→ **Job**: Quote every line below exactly as it reads.

[Begin Input]

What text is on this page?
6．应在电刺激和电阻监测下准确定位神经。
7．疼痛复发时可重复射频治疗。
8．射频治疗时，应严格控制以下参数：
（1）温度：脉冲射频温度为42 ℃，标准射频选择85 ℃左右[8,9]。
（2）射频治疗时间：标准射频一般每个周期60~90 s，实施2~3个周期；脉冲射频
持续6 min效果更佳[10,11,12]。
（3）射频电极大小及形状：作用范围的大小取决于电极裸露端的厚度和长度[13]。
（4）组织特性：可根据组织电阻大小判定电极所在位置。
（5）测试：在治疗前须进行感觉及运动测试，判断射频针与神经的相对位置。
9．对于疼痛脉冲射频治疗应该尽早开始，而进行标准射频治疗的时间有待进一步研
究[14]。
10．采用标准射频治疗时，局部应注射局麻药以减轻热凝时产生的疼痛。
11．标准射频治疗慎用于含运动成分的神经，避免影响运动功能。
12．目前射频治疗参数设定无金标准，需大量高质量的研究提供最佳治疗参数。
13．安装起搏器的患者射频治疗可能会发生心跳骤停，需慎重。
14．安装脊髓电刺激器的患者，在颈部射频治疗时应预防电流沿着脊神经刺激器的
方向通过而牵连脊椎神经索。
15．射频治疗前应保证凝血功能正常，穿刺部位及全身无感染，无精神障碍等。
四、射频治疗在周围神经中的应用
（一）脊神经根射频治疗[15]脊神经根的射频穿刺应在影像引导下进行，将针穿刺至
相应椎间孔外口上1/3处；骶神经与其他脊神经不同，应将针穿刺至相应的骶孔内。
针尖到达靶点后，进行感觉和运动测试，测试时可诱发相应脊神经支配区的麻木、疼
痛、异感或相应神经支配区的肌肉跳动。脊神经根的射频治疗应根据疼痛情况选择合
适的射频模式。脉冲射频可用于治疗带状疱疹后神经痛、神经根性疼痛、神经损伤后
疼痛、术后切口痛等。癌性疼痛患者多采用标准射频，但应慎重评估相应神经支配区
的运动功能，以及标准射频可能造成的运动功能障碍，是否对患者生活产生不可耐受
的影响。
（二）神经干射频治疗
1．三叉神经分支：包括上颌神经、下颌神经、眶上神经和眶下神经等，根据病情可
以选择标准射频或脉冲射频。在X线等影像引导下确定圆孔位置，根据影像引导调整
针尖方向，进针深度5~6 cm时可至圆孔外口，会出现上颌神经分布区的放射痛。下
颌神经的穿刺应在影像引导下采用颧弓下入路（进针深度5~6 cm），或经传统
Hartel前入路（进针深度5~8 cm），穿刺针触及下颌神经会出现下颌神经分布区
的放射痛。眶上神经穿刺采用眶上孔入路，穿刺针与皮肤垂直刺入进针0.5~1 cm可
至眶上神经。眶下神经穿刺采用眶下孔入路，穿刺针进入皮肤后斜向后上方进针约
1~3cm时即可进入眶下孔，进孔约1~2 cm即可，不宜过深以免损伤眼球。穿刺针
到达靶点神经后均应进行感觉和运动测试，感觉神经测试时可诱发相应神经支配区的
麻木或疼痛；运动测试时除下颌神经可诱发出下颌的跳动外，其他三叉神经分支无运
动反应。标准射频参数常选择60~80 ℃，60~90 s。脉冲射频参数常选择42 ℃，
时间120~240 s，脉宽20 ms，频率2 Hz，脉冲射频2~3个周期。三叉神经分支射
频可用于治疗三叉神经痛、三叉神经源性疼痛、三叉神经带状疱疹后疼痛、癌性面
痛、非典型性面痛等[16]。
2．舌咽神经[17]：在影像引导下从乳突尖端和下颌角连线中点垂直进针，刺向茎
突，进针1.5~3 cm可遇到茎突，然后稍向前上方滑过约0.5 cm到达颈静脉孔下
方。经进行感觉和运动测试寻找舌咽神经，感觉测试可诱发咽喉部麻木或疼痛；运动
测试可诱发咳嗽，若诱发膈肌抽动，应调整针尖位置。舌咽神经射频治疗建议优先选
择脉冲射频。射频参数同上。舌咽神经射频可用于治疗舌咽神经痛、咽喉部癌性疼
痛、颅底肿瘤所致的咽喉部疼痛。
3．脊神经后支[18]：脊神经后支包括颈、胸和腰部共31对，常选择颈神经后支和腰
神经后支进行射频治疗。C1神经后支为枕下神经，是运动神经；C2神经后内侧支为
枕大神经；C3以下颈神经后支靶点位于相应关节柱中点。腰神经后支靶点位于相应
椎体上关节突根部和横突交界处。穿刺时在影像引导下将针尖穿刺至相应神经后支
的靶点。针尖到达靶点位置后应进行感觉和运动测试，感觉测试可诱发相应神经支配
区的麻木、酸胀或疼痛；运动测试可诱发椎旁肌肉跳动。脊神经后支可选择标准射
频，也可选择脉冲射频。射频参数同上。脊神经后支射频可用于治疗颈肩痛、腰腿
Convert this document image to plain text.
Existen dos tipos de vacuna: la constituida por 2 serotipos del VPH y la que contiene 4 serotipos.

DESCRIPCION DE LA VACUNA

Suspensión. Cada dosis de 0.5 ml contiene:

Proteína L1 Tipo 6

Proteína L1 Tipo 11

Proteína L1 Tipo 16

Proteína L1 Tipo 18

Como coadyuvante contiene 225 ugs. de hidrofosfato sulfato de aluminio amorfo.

[End Input]

→ **Result for this task**:
What text is on this page?
6．应在电刺激和电阻监测下准确定位神经。
7．疼痛复发时可重复射频治疗。
8．射频治疗时，应严格控制以下参数：
（1）温度：脉冲射频温度为42 ℃，标准射频选择85 ℃左右[8,9]。
（2）射频治疗时间：标准射频一般每个周期60~90 s，实施2~3个周期；脉冲射频
持续6 min效果更佳[10,11,12]。
（3）射频电极大小及形状：作用范围的大小取决于电极裸露端的厚度和长度[13]。
（4）组织特性：可根据组织电阻大小判定电极所在位置。
（5）测试：在治疗前须进行感觉及运动测试，判断射频针与神经的相对位置。
9．对于疼痛脉冲射频治疗应该尽早开始，而进行标准射频治疗的时间有待进一步研
究[14]。
10．采用标准射频治疗时，局部应注射局麻药以减轻热凝时产生的疼痛。
11．标准射频治疗慎用于含运动成分的神经，避免影响运动功能。
12．目前射频治疗参数设定无金标准，需大量高质量的研究提供最佳治疗参数。
13．安装起搏器的患者射频治疗可能会发生心跳骤停，需慎重。
14．安装脊髓电刺激器的患者，在颈部射频治疗时应预防电流沿着脊神经刺激器的
方向通过而牵连脊椎神经索。
15．射频治疗前应保证凝血功能正常，穿刺部位及全身无感染，无精神障碍等。
四、射频治疗在周围神经中的应用
（一）脊神经根射频治疗[15]脊神经根的射频穿刺应在影像引导下进行，将针穿刺至
相应椎间孔外口上1/3处；骶神经与其他脊神经不同，应将针穿刺至相应的骶孔内。
针尖到达靶点后，进行感觉和运动测试，测试时可诱发相应脊神经支配区的麻木、疼
痛、异感或相应神经支配区的肌肉跳动。脊神经根的射频治疗应根据疼痛情况选择合
适的射频模式。脉冲射频可用于治疗带状疱疹后神经痛、神经根性疼痛、神经损伤后
疼痛、术后切口痛等。癌性疼痛患者多采用标准射频，但应慎重评估相应神经支配区
的运动功能，以及标准射频可能造成的运动功能障碍，是否对患者生活产生不可耐受
的影响。
（二）神经干射频治疗
1．三叉神经分支：包括上颌神经、下颌神经、眶上神经和眶下神经等，根据病情可
以选择标准射频或脉冲射频。在X线等影像引导下确定圆孔位置，根据影像引导调整
针尖方向，进针深度5~6 cm时可至圆孔外口，会出现上颌神经分布区的放射痛。下
颌神经的穿刺应在影像引导下采用颧弓下入路（进针深度5~6 cm），或经传统
Hartel前入路（进针深度5~8 cm），穿刺针触及下颌神经会出现下颌神经分布区
的放射痛。眶上神经穿刺采用眶上孔入路，穿刺针与皮肤垂直刺入进针0.5~1 cm可
至眶上神经。眶下神经穿刺采用眶下孔入路，穿刺针进入皮肤后斜向后上方进针约
1~3cm时即可进入眶下孔，进孔约1~2 cm即可，不宜过深以免损伤眼球。穿刺针
到达靶点神经后均应进行感觉和运动测试，感觉神经测试时可诱发相应神经支配区的
麻木或疼痛；运动测试时除下颌神经可诱发出下颌的跳动外，其他三叉神经分支无运
动反应。标准射频参数常选择60~80 ℃，60~90 s。脉冲射频参数常选择42 ℃，
时间120~240 s，脉宽20 ms，频率2 Hz，脉冲射频2~3个周期。三叉神经分支射
频可用于治疗三叉神经痛、三叉神经源性疼痛、三叉神经带状疱疹后疼痛、癌性面
痛、非典型性面痛等[16]。
2．舌咽神经[17]：在影像引导下从乳突尖端和下颌角连线中点垂直进针，刺向茎
突，进针1.5~3 cm可遇到茎突，然后稍向前上方滑过约0.5 cm到达颈静脉孔下
方。经进行感觉和运动测试寻找舌咽神经，感觉测试可诱发咽喉部麻木或疼痛；运动
测试可诱发咳嗽，若诱发膈肌抽动，应调整针尖位置。舌咽神经射频治疗建议优先选
择脉冲射频。射频参数同上。舌咽神经射频可用于治疗舌咽神经痛、咽喉部癌性疼
痛、颅底肿瘤所致的咽喉部疼痛。
3．脊神经后支[18]：脊神经后支包括颈、胸和腰部共31对，常选择颈神经后支和腰
神经后支进行射频治疗。C1神经后支为枕下神经，是运动神经；C2神经后内侧支为
枕大神经；C3以下颈神经后支靶点位于相应关节柱中点。腰神经后支靶点位于相应
椎体上关节突根部和横突交界处。穿刺时在影像引导下将针尖穿刺至相应神经后支
的靶点。针尖到达靶点位置后应进行感觉和运动测试，感觉测试可诱发相应神经支配
区的麻木、酸胀或疼痛；运动测试可诱发椎旁肌肉跳动。脊神经后支可选择标准射
频，也可选择脉冲射频。射频参数同上。脊神经后支射频可用于治疗颈肩痛、腰腿
Convert this document image to plain text.
Existen dos tipos de vacuna: la constituida por 2 serotipos del VPH y la que contiene 4 serotipos.

DESCRIPCION DE LA VACUNA

Suspensión. Cada dosis de 0.5 ml contiene:

Proteína L1 Tipo 6

Proteína L1 Tipo 11

Proteína L1 Tipo 16

Proteína L1 Tipo 18

Como coadyuvante contiene 225 ugs. de hidrofosfato sulfato de aluminio amorfo.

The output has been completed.